GOAL: Restate the entries below word for word, omitting nothing.

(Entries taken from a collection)
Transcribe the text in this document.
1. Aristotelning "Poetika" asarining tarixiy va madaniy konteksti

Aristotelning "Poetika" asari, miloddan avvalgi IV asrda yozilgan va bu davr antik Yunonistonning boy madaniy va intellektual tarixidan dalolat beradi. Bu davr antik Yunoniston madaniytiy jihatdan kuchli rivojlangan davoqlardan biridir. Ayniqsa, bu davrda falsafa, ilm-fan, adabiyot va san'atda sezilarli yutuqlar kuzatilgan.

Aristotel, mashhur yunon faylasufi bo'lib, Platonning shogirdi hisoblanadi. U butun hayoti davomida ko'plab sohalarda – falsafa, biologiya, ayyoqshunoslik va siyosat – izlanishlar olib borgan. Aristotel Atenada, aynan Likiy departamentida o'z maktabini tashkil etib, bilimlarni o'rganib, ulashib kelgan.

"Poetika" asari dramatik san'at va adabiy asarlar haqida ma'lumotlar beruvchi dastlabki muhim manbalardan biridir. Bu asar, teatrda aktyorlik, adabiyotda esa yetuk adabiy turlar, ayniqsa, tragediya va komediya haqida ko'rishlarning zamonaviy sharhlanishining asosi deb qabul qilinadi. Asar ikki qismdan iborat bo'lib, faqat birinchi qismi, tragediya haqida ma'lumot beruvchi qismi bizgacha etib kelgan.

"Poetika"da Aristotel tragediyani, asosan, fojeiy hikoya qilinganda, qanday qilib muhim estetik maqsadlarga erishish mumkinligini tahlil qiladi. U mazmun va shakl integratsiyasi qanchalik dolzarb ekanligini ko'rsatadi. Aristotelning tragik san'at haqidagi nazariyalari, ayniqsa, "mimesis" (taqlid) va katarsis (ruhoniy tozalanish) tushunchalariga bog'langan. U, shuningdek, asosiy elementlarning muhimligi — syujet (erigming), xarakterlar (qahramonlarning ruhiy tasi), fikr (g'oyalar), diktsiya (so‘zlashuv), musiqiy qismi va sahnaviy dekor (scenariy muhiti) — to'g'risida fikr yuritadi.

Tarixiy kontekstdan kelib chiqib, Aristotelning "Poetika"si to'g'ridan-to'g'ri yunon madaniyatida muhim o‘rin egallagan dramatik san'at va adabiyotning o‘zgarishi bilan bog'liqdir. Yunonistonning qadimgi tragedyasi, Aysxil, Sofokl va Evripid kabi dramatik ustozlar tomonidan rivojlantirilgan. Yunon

WRITTEN RESPONSE:
Transcribe the text in this document.
1. Aristotelning "Poetika" asarining tarixiy va madaniy konteksti

Aristotelning "Poetika" asari, miloddan avvalgi IV asrda yozilgan va bu davr antik Yunonistonning boy madaniy va intellektual tarixidan dalolat beradi. Bu davr antik Yunoniston madaniytiy jihatdan kuchli rivojlangan davoqlardan biridir. Ayniqsa, bu davrda falsafa, ilm-fan, adabiyot va san'atda sezilarli yutuqlar kuzatilgan.

Aristotel, mashhur yunon faylasufi bo'lib, Platonning shogirdi hisoblanadi. U butun hayoti davomida ko'plab sohalarda – falsafa, biologiya, ayyoqshunoslik va siyosat – izlanishlar olib borgan. Aristotel Atenada, aynan Likiy departamentida o'z maktabini tashkil etib, bilimlarni o'rganib, ulashib kelgan.

"Poetika" asari dramatik san'at va adabiy asarlar haqida ma'lumotlar beruvchi dastlabki muhim manbalardan biridir. Bu asar, teatrda aktyorlik, adabiyotda esa yetuk adabiy turlar, ayniqsa, tragediya va komediya haqida ko'rishlarning zamonaviy sharhlanishining asosi deb qabul qilinadi. Asar ikki qismdan iborat bo'lib, faqat birinchi qismi, tragediya haqida ma'lumot beruvchi qismi bizgacha etib kelgan.

"Poetika"da Aristotel tragediyani, asosan, fojeiy hikoya qilinganda, qanday qilib muhim estetik maqsadlarga erishish mumkinligini tahlil qiladi. U mazmun va shakl integratsiyasi qanchalik dolzarb ekanligini ko'rsatadi. Aristotelning tragik san'at haqidagi nazariyalari, ayniqsa, "mimesis" (taqlid) va katarsis (ruhoniy tozalanish) tushunchalariga bog'langan. U, shuningdek, asosiy elementlarning muhimligi — syujet (erigming), xarakterlar (qahramonlarning ruhiy tasi), fikr (g'oyalar), diktsiya (so‘zlashuv), musiqiy qismi va sahnaviy dekor (scenariy muhiti) — to'g'risida fikr yuritadi.

Tarixiy kontekstdan kelib chiqib, Aristotelning "Poetika"si to'g'ridan-to'g'ri yunon madaniyatida muhim o‘rin egallagan dramatik san'at va adabiyotning o‘zgarishi bilan bog'liqdir. Yunonistonning qadimgi tragedyasi, Aysxil, Sofokl va Evripid kabi dramatik ustozlar tomonidan rivojlantirilgan. Yunon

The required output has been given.